- _Stated problem_
Track down each line that has the word "under" and copy it.

- _Data listing_
######

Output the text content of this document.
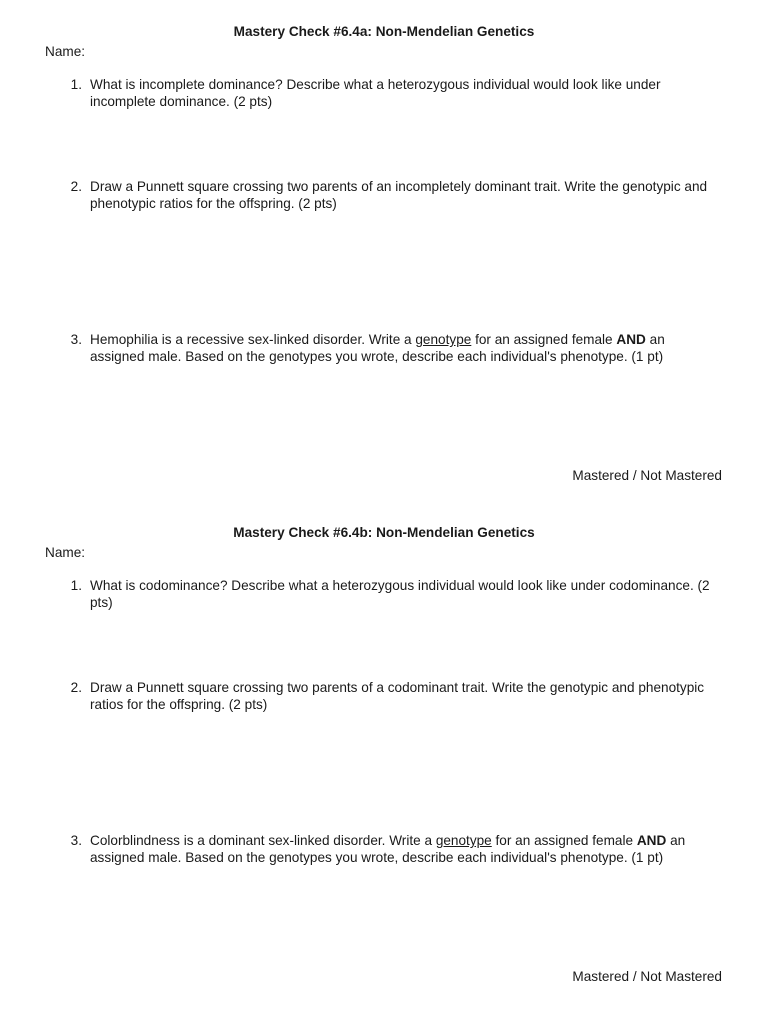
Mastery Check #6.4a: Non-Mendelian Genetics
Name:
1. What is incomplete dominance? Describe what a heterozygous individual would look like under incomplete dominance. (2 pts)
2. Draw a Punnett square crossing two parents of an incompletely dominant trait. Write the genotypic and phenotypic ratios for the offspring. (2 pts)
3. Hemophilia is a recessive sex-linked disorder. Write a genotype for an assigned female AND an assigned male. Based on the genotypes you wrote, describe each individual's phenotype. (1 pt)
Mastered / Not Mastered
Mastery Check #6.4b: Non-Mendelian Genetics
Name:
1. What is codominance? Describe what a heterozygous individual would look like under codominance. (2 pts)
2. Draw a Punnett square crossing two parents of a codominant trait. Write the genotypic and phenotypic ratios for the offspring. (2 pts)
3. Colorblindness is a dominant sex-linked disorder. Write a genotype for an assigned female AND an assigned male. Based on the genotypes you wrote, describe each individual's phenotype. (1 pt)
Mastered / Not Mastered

######

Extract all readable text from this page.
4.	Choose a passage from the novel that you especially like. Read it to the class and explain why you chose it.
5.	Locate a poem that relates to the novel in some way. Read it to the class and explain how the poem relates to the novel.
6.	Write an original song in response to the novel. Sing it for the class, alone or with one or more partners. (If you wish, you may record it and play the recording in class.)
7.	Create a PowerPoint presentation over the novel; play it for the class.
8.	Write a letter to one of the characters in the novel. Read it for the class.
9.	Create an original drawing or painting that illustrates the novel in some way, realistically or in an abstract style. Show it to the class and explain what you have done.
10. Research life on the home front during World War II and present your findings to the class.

######

- _Full solution_
1. What is incomplete dominance? Describe what a heterozygous individual would look like under incomplete dominance. (2 pts)
1. What is codominance? Describe what a heterozygous individual would look like under codominance. (2 pts)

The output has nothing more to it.